Every entry needs to be reproduced exactly.

**Extracted material**:
####

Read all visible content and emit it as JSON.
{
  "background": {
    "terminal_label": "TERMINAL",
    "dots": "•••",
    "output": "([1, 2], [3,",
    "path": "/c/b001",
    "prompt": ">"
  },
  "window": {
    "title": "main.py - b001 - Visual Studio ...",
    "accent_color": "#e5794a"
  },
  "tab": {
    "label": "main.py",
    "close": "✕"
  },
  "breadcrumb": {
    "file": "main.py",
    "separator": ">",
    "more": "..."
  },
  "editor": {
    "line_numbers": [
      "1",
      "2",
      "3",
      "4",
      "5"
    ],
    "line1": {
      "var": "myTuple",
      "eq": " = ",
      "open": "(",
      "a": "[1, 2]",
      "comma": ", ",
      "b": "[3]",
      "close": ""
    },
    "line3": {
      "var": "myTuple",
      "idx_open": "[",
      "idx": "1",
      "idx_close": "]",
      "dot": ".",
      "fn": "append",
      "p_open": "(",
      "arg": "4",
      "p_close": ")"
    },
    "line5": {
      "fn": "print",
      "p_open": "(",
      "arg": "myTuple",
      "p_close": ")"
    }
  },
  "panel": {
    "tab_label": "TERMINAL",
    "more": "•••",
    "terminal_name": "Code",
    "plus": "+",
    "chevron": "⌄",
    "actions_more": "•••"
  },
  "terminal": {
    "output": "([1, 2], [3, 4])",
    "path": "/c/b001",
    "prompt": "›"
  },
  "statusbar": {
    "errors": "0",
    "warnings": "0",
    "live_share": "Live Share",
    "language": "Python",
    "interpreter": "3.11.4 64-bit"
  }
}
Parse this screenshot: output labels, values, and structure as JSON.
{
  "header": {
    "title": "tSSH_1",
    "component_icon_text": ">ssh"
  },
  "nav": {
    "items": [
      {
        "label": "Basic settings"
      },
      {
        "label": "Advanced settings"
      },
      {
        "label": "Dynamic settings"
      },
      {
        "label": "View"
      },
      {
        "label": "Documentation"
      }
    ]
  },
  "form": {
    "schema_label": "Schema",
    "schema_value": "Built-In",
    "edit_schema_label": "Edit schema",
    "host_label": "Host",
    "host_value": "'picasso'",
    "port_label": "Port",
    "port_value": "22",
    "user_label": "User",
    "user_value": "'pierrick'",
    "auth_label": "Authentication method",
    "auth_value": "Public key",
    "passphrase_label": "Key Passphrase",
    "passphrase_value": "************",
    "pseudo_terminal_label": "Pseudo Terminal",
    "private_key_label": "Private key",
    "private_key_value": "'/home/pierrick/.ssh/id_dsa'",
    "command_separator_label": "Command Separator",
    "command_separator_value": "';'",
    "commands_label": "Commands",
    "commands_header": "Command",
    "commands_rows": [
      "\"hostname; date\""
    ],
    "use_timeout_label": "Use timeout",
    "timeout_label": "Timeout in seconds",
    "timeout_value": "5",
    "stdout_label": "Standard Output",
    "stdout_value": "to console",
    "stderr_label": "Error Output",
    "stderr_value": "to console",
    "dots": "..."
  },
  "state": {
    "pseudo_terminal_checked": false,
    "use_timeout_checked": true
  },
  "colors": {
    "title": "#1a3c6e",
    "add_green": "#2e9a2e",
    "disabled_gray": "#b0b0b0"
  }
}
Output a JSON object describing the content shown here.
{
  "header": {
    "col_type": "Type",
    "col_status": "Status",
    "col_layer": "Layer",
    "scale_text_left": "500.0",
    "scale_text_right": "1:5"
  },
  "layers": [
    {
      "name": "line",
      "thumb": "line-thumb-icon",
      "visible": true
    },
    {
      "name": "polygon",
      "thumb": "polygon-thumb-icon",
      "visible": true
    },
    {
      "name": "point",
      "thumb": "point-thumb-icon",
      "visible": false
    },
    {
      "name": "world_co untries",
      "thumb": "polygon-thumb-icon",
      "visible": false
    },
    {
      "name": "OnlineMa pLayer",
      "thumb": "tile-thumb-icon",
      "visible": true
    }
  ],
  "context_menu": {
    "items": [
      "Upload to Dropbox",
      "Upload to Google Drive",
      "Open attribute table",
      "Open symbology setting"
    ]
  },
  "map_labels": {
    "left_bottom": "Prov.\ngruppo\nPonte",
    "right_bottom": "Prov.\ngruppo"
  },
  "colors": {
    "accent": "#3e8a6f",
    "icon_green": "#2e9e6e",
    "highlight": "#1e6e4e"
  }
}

####

**Full answer**:
Read all visible content and emit it as JSON.
{
  "background": {
    "terminal_label": "TERMINAL",
    "dots": "•••",
    "output": "([1, 2], [3,",
    "path": "/c/b001",
    "prompt": ">"
  },
  "window": {
    "title": "main.py - b001 - Visual Studio ...",
    "accent_color": "#e5794a"
  },
  "tab": {
    "label": "main.py",
    "close": "✕"
  },
  "breadcrumb": {
    "file": "main.py",
    "separator": ">",
    "more": "..."
  },
  "editor": {
    "line_numbers": [
      "1",
      "2",
      "3",
      "4",
      "5"
    ],
    "line1": {
      "var": "myTuple",
      "eq": " = ",
      "open": "(",
      "a": "[1, 2]",
      "comma": ", ",
      "b": "[3]",
      "close": ""
    },
    "line3": {
      "var": "myTuple",
      "idx_open": "[",
      "idx": "1",
      "idx_close": "]",
      "dot": ".",
      "fn": "append",
      "p_open": "(",
      "arg": "4",
      "p_close": ")"
    },
    "line5": {
      "fn": "print",
      "p_open": "(",
      "arg": "myTuple",
      "p_close": ")"
    }
  },
  "panel": {
    "tab_label": "TERMINAL",
    "more": "•••",
    "terminal_name": "Code",
    "plus": "+",
    "chevron": "⌄",
    "actions_more": "•••"
  },
  "terminal": {
    "output": "([1, 2], [3, 4])",
    "path": "/c/b001",
    "prompt": "›"
  },
  "statusbar": {
    "errors": "0",
    "warnings": "0",
    "live_share": "Live Share",
    "language": "Python",
    "interpreter": "3.11.4 64-bit"
  }
}
Parse this screenshot: output labels, values, and structure as JSON.
{
  "header": {
    "title": "tSSH_1",
    "component_icon_text": ">ssh"
  },
  "nav": {
    "items": [
      {
        "label": "Basic settings"
      },
      {
        "label": "Advanced settings"
      },
      {
        "label": "Dynamic settings"
      },
      {
        "label": "View"
      },
      {
        "label": "Documentation"
      }
    ]
  },
  "form": {
    "schema_label": "Schema",
    "schema_value": "Built-In",
    "edit_schema_label": "Edit schema",
    "host_label": "Host",
    "host_value": "'picasso'",
    "port_label": "Port",
    "port_value": "22",
    "user_label": "User",
    "user_value": "'pierrick'",
    "auth_label": "Authentication method",
    "auth_value": "Public key",
    "passphrase_label": "Key Passphrase",
    "passphrase_value": "************",
    "pseudo_terminal_label": "Pseudo Terminal",
    "private_key_label": "Private key",
    "private_key_value": "'/home/pierrick/.ssh/id_dsa'",
    "command_separator_label": "Command Separator",
    "command_separator_value": "';'",
    "commands_label": "Commands",
    "commands_header": "Command",
    "commands_rows": [
      "\"hostname; date\""
    ],
    "use_timeout_label": "Use timeout",
    "timeout_label": "Timeout in seconds",
    "timeout_value": "5",
    "stdout_label": "Standard Output",
    "stdout_value": "to console",
    "stderr_label": "Error Output",
    "stderr_value": "to console",
    "dots": "..."
  },
  "state": {
    "pseudo_terminal_checked": false,
    "use_timeout_checked": true
  },
  "colors": {
    "title": "#1a3c6e",
    "add_green": "#2e9a2e",
    "disabled_gray": "#b0b0b0"
  }
}
Output a JSON object describing the content shown here.
{
  "header": {
    "col_type": "Type",
    "col_status": "Status",
    "col_layer": "Layer",
    "scale_text_left": "500.0",
    "scale_text_right": "1:5"
  },
  "layers": [
    {
      "name": "line",
      "thumb": "line-thumb-icon",
      "visible": true
    },
    {
      "name": "polygon",
      "thumb": "polygon-thumb-icon",
      "visible": true
    },
    {
      "name": "point",
      "thumb": "point-thumb-icon",
      "visible": false
    },
    {
      "name": "world_co untries",
      "thumb": "polygon-thumb-icon",
      "visible": false
    },
    {
      "name": "OnlineMa pLayer",
      "thumb": "tile-thumb-icon",
      "visible": true
    }
  ],
  "context_menu": {
    "items": [
      "Upload to Dropbox",
      "Upload to Google Drive",
      "Open attribute table",
      "Open symbology setting"
    ]
  },
  "map_labels": {
    "left_bottom": "Prov.\ngruppo\nPonte",
    "right_bottom": "Prov.\ngruppo"
  },
  "colors": {
    "accent": "#3e8a6f",
    "icon_green": "#2e9e6e",
    "highlight": "#1e6e4e"
  }
}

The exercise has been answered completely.